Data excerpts
========================

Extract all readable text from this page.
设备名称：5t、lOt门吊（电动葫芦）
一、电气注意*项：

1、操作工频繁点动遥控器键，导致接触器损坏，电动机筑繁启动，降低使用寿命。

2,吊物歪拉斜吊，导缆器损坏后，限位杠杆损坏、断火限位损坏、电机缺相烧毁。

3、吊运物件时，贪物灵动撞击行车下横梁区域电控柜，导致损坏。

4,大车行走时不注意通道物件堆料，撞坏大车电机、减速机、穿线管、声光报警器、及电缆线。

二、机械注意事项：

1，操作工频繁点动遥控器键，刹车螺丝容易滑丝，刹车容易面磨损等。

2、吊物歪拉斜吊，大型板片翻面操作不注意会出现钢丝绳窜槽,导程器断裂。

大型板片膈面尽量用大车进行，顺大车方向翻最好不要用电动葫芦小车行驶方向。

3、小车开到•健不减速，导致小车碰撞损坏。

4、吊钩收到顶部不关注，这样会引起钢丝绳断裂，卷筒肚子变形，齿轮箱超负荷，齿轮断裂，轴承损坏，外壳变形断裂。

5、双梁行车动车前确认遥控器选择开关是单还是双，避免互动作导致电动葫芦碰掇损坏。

========================

:: Written exercise ::
The full set of records should be duplicated exactly.

:: The solution ::
Extract all readable text from this page.
设备名称：5t、lOt门吊（电动葫芦）
一、电气注意*项：

1、操作工频繁点动遥控器键，导致接触器损坏，电动机筑繁启动，降低使用寿命。

2,吊物歪拉斜吊，导缆器损坏后，限位杠杆损坏、断火限位损坏、电机缺相烧毁。

3、吊运物件时，贪物灵动撞击行车下横梁区域电控柜，导致损坏。

4,大车行走时不注意通道物件堆料，撞坏大车电机、减速机、穿线管、声光报警器、及电缆线。

二、机械注意事项：

1，操作工频繁点动遥控器键，刹车螺丝容易滑丝，刹车容易面磨损等。

2、吊物歪拉斜吊，大型板片翻面操作不注意会出现钢丝绳窜槽,导程器断裂。

大型板片膈面尽量用大车进行，顺大车方向翻最好不要用电动葫芦小车行驶方向。

3、小车开到•健不减速，导致小车碰撞损坏。

4、吊钩收到顶部不关注，这样会引起钢丝绳断裂，卷筒肚子变形，齿轮箱超负荷，齿轮断裂，轴承损坏，外壳变形断裂。

5、双梁行车动车前确认遥控器选择开关是单还是双，避免互动作导致电动葫芦碰掇损坏。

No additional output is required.